What to work on: Without omitting anything, retype the data that follows.

Working data:

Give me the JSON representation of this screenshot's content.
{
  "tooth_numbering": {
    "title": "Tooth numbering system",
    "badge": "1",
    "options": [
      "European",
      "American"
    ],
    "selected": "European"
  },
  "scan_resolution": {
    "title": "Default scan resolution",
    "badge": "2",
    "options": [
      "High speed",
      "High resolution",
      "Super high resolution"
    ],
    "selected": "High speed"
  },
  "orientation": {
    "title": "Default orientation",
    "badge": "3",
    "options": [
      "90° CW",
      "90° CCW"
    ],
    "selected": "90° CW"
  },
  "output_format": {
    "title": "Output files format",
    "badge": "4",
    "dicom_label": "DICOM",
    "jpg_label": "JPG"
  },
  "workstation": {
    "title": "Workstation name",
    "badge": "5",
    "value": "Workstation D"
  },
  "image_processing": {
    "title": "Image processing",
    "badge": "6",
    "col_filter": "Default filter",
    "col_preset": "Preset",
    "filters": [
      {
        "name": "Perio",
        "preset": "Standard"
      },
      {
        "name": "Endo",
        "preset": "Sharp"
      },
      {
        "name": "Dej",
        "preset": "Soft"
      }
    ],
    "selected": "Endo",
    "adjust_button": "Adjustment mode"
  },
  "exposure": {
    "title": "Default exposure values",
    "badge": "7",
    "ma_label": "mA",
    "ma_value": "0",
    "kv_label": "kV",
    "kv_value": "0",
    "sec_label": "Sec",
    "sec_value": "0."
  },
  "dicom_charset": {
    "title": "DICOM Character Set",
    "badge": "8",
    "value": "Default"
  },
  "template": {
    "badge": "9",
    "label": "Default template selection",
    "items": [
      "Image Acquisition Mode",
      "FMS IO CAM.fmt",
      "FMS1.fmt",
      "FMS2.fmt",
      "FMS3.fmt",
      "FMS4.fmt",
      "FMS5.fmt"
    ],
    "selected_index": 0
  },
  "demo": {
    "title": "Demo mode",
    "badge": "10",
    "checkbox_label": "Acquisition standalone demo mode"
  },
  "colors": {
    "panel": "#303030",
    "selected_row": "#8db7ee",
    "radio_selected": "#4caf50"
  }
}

Result of the exercise:
Give me the JSON representation of this screenshot's content.
{
  "tooth_numbering": {
    "title": "Tooth numbering system",
    "badge": "1",
    "options": [
      "European",
      "American"
    ],
    "selected": "European"
  },
  "scan_resolution": {
    "title": "Default scan resolution",
    "badge": "2",
    "options": [
      "High speed",
      "High resolution",
      "Super high resolution"
    ],
    "selected": "High speed"
  },
  "orientation": {
    "title": "Default orientation",
    "badge": "3",
    "options": [
      "90° CW",
      "90° CCW"
    ],
    "selected": "90° CW"
  },
  "output_format": {
    "title": "Output files format",
    "badge": "4",
    "dicom_label": "DICOM",
    "jpg_label": "JPG"
  },
  "workstation": {
    "title": "Workstation name",
    "badge": "5",
    "value": "Workstation D"
  },
  "image_processing": {
    "title": "Image processing",
    "badge": "6",
    "col_filter": "Default filter",
    "col_preset": "Preset",
    "filters": [
      {
        "name": "Perio",
        "preset": "Standard"
      },
      {
        "name": "Endo",
        "preset": "Sharp"
      },
      {
        "name": "Dej",
        "preset": "Soft"
      }
    ],
    "selected": "Endo",
    "adjust_button": "Adjustment mode"
  },
  "exposure": {
    "title": "Default exposure values",
    "badge": "7",
    "ma_label": "mA",
    "ma_value": "0",
    "kv_label": "kV",
    "kv_value": "0",
    "sec_label": "Sec",
    "sec_value": "0."
  },
  "dicom_charset": {
    "title": "DICOM Character Set",
    "badge": "8",
    "value": "Default"
  },
  "template": {
    "badge": "9",
    "label": "Default template selection",
    "items": [
      "Image Acquisition Mode",
      "FMS IO CAM.fmt",
      "FMS1.fmt",
      "FMS2.fmt",
      "FMS3.fmt",
      "FMS4.fmt",
      "FMS5.fmt"
    ],
    "selected_index": 0
  },
  "demo": {
    "title": "Demo mode",
    "badge": "10",
    "checkbox_label": "Acquisition standalone demo mode"
  },
  "colors": {
    "panel": "#303030",
    "selected_row": "#8db7ee",
    "radio_selected": "#4caf50"
  }
}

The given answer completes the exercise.